* [YOUR OBJECTIVE]
Copy out each line containing "page" from the entries below.

Extracts from a graphics dataset:
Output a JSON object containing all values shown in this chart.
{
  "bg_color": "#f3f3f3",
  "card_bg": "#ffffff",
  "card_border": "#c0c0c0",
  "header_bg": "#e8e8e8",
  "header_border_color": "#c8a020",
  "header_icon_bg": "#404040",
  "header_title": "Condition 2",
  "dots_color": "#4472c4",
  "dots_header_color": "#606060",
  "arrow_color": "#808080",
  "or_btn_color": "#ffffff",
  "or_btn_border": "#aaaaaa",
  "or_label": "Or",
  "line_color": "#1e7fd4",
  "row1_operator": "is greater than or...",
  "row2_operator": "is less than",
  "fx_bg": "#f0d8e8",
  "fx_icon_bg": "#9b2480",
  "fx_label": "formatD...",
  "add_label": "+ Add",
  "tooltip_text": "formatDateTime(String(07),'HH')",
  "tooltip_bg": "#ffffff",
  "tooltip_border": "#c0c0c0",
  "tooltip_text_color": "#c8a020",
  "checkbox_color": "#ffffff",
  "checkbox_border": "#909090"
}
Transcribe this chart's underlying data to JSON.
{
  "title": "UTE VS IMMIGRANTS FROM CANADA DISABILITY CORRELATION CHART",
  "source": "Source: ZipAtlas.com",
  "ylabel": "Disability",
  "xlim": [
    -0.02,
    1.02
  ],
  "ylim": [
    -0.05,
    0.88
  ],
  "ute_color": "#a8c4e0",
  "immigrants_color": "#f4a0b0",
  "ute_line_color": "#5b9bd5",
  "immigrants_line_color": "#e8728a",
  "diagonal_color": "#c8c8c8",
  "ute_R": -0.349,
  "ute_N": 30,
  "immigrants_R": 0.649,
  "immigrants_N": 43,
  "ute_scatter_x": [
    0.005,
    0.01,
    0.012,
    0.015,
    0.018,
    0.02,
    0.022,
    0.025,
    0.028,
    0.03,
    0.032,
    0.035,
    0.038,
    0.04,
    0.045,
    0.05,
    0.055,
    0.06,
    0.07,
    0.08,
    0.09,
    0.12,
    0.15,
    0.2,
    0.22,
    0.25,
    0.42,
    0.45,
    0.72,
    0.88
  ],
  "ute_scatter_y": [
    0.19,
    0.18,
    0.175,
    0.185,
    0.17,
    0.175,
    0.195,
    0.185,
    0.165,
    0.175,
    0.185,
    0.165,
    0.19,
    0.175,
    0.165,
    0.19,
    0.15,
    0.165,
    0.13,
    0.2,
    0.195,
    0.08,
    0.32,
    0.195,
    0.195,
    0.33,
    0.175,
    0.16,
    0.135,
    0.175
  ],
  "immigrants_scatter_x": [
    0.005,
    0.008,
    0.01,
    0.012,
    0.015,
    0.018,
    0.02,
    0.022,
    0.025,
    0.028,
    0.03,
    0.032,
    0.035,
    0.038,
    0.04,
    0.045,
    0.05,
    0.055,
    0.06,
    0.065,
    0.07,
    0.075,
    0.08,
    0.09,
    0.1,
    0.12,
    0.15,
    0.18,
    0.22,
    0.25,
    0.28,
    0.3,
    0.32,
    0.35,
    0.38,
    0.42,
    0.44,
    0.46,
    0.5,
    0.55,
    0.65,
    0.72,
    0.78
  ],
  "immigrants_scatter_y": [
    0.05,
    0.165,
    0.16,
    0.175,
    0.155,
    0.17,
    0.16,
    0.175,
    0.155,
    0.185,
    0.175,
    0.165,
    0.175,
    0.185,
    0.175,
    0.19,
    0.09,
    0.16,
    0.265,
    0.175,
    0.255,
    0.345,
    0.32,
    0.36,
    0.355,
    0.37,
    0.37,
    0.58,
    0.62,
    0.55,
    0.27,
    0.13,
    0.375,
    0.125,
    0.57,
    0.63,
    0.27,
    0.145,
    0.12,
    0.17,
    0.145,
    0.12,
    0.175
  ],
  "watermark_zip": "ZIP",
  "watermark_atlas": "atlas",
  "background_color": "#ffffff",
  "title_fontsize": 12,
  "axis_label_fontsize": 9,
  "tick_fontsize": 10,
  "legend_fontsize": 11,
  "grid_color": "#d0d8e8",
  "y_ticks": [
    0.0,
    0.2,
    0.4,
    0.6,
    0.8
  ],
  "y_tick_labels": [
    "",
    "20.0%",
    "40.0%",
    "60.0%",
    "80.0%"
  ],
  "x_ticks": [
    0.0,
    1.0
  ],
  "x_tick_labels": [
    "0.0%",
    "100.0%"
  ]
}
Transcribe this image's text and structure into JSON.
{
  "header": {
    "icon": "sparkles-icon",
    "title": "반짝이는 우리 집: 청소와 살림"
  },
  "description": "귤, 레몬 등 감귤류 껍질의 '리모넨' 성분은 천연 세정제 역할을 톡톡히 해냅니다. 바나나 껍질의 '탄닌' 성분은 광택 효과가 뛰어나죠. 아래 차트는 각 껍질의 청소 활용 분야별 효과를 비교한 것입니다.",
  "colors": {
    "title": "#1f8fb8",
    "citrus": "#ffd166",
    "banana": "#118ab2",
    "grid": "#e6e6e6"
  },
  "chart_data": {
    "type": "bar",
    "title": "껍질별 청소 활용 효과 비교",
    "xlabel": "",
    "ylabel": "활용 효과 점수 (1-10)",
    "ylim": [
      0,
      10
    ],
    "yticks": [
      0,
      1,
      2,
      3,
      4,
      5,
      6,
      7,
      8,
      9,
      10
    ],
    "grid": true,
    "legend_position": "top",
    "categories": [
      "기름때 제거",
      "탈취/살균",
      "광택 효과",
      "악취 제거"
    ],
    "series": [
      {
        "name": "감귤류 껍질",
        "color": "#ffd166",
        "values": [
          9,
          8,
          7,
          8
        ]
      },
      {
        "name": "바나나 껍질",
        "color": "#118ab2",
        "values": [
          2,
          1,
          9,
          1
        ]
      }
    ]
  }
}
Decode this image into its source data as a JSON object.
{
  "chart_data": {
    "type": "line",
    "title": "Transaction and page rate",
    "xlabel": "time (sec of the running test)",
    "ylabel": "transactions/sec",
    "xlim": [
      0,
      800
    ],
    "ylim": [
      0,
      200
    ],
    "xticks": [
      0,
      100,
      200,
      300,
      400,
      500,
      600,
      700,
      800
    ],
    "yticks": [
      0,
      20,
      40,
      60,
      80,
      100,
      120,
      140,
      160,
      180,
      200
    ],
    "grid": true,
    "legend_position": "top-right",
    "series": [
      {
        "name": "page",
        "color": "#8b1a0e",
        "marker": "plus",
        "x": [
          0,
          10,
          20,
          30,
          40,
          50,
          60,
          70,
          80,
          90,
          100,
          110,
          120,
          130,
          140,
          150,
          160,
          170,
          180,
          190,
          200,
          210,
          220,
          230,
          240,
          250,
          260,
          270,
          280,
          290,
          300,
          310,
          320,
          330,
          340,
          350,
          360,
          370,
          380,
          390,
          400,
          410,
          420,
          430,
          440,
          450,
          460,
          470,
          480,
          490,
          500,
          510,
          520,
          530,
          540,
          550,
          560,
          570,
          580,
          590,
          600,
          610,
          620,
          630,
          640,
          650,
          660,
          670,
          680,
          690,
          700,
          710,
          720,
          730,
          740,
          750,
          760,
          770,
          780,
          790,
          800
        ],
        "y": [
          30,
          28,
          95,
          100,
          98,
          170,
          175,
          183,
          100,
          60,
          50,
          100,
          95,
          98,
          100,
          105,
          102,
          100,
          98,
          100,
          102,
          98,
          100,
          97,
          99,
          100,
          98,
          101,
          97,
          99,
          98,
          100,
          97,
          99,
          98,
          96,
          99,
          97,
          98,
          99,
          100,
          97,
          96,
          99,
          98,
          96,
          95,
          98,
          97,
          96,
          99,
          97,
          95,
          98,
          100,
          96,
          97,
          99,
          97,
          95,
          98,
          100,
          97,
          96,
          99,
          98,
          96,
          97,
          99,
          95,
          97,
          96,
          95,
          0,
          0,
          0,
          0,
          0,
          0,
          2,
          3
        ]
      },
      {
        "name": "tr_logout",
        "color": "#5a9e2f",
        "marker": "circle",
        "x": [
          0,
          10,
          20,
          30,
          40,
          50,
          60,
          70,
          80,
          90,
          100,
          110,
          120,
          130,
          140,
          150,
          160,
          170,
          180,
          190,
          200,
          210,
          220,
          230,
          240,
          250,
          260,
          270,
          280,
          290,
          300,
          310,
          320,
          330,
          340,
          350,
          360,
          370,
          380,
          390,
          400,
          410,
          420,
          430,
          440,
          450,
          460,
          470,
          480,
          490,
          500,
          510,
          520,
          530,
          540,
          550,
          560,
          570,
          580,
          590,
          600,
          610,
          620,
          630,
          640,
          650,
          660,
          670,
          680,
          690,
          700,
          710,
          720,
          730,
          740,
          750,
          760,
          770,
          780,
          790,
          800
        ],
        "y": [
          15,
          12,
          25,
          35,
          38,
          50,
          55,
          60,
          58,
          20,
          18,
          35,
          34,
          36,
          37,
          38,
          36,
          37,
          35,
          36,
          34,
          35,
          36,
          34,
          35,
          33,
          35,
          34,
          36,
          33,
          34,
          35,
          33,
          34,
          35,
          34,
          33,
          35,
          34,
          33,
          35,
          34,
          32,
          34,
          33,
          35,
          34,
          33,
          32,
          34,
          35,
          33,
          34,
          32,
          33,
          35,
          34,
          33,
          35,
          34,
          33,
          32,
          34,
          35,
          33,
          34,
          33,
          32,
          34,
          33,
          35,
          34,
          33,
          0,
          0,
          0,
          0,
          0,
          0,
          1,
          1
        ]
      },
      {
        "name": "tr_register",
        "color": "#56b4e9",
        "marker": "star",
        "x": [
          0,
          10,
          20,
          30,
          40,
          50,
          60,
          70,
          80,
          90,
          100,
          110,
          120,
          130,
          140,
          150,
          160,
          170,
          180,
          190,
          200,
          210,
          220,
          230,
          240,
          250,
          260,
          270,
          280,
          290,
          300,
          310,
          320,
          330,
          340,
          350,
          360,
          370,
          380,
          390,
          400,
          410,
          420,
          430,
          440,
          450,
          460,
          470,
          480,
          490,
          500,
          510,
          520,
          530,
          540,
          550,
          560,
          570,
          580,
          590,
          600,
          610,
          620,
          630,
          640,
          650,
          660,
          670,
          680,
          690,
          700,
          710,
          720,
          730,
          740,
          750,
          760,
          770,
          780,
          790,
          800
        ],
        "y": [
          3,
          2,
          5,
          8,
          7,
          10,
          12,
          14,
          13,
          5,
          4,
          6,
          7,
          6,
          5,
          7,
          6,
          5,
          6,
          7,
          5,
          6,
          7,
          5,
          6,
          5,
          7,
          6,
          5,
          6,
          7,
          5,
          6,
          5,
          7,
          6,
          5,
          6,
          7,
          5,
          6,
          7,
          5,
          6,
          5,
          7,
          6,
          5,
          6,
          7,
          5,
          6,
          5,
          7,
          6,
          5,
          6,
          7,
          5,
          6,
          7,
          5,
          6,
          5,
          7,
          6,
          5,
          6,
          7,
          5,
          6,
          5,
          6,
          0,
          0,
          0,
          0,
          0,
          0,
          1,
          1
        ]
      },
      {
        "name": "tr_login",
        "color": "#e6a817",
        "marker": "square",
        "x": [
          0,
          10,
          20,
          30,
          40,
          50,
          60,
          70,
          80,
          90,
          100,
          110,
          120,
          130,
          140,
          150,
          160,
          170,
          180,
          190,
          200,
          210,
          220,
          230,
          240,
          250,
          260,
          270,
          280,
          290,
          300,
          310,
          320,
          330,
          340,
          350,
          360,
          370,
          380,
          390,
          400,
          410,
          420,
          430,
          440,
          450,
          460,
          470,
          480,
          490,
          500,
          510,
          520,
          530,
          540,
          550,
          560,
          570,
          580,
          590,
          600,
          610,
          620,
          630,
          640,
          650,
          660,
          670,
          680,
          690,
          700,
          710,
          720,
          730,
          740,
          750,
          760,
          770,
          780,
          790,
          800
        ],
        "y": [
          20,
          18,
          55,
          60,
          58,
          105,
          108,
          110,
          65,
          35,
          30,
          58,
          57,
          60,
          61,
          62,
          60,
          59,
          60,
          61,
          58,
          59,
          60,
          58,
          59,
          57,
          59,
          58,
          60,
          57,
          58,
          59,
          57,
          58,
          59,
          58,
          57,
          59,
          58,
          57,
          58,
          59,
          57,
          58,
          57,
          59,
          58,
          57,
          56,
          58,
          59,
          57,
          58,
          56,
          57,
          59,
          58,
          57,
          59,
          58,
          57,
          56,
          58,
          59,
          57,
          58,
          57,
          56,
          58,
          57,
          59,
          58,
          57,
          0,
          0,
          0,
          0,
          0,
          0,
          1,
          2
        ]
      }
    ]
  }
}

* [SOLUTION FOR THIS TASK]
    "title": "Transaction and page rate",
        "name": "page",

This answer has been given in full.